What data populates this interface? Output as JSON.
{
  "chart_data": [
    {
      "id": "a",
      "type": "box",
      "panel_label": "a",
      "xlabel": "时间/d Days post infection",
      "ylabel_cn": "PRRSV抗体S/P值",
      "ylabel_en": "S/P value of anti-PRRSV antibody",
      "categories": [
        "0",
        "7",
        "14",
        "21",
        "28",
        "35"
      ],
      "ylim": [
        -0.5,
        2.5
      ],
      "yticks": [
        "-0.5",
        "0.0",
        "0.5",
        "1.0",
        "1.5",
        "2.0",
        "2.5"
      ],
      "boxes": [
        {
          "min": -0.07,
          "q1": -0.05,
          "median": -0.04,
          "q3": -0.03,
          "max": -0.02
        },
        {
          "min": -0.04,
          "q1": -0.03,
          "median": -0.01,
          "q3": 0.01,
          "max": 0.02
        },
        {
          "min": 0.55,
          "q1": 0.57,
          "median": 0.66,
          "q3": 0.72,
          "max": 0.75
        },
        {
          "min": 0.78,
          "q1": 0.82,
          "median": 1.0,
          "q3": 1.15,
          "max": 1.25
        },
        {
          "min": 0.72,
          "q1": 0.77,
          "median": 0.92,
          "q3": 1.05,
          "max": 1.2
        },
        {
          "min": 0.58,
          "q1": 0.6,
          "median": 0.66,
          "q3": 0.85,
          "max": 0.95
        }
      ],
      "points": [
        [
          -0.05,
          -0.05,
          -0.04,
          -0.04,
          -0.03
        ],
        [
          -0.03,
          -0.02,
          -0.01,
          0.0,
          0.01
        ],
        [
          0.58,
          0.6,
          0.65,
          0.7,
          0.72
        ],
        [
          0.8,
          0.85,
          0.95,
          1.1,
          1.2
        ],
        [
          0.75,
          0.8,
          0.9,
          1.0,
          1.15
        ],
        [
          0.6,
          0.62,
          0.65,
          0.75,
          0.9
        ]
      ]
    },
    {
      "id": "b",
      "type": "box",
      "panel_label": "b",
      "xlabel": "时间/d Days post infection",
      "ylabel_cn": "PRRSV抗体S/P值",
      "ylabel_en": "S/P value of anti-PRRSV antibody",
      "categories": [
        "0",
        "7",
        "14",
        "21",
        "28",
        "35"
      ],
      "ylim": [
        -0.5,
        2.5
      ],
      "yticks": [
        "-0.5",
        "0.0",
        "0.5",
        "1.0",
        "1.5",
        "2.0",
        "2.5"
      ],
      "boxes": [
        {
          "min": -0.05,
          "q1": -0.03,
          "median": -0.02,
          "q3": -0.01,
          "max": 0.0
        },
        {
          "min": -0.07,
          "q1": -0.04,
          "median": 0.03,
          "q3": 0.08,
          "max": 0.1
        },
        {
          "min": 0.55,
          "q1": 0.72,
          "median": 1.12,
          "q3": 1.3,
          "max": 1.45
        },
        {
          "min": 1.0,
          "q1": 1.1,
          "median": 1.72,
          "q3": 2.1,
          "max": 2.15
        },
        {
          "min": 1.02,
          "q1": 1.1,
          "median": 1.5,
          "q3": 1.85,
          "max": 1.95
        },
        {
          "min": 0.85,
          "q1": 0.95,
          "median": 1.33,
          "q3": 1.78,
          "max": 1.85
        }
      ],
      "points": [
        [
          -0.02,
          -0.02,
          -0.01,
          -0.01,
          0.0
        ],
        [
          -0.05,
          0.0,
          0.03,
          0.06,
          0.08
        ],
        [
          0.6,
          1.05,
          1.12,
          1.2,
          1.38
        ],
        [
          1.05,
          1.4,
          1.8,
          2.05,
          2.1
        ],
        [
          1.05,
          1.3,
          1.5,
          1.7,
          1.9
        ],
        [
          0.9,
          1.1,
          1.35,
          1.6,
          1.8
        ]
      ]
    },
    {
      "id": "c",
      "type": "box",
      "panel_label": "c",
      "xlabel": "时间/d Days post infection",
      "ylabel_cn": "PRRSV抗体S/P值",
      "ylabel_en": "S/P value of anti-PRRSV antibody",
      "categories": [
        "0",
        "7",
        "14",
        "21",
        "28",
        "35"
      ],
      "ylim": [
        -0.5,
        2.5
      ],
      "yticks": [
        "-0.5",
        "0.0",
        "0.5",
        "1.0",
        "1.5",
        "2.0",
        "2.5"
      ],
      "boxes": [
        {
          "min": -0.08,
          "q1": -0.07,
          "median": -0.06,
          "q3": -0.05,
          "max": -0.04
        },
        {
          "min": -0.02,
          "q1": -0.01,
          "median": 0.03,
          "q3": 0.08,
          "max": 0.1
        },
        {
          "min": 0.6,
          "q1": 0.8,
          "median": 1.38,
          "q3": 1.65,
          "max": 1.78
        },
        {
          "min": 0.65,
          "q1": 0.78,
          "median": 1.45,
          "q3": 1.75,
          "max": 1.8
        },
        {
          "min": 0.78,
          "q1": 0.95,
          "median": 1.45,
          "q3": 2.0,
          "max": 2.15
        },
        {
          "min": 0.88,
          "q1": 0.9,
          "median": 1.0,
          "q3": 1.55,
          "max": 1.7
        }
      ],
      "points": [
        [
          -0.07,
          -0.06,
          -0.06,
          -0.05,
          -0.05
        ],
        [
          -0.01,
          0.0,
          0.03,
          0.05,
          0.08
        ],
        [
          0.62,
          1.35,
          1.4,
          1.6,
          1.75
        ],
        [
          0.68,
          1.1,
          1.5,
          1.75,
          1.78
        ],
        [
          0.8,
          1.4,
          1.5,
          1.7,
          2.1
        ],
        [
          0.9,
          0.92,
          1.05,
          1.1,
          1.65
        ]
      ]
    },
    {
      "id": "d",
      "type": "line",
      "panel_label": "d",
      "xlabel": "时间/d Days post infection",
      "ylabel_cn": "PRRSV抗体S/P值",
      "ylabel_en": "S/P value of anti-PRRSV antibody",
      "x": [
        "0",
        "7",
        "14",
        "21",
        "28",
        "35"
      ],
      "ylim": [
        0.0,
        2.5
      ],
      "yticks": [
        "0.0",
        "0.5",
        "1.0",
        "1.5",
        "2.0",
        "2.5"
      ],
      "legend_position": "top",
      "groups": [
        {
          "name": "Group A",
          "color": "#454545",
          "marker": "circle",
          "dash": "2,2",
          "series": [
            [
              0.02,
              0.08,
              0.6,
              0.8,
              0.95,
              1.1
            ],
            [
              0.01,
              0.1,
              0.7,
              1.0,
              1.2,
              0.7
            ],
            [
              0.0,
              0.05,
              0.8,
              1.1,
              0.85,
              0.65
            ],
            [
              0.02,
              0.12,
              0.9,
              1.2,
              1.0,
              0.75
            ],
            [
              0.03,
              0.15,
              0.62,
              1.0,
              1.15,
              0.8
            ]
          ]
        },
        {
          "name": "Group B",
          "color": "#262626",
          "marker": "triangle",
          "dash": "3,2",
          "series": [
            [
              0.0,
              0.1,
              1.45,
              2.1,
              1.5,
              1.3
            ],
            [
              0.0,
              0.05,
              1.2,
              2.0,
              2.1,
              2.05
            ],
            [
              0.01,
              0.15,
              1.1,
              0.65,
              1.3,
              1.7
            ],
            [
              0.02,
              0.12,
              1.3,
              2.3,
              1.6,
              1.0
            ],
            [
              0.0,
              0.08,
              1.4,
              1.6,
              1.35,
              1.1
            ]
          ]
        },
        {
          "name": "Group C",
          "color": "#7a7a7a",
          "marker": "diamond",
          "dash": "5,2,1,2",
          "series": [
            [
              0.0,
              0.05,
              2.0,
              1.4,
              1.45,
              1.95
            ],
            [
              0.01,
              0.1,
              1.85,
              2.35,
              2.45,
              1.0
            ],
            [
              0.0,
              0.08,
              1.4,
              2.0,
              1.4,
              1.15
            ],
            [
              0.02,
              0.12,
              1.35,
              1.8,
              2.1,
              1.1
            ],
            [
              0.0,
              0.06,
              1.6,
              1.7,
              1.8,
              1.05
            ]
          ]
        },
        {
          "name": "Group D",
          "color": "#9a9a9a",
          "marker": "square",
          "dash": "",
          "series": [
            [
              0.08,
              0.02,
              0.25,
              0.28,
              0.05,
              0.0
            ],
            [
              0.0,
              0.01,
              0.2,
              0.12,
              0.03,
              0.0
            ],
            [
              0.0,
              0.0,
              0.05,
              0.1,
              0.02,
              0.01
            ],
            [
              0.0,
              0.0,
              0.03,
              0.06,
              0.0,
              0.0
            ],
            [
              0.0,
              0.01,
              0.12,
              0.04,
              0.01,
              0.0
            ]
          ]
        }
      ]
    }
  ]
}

▶ [The problem]:
In the entries above, identify every line with the word "name". Copy those lines.

▶ [Written solution]:
          "name": "Group A",
          "name": "Group B",
          "name": "Group C",
          "name": "Group D",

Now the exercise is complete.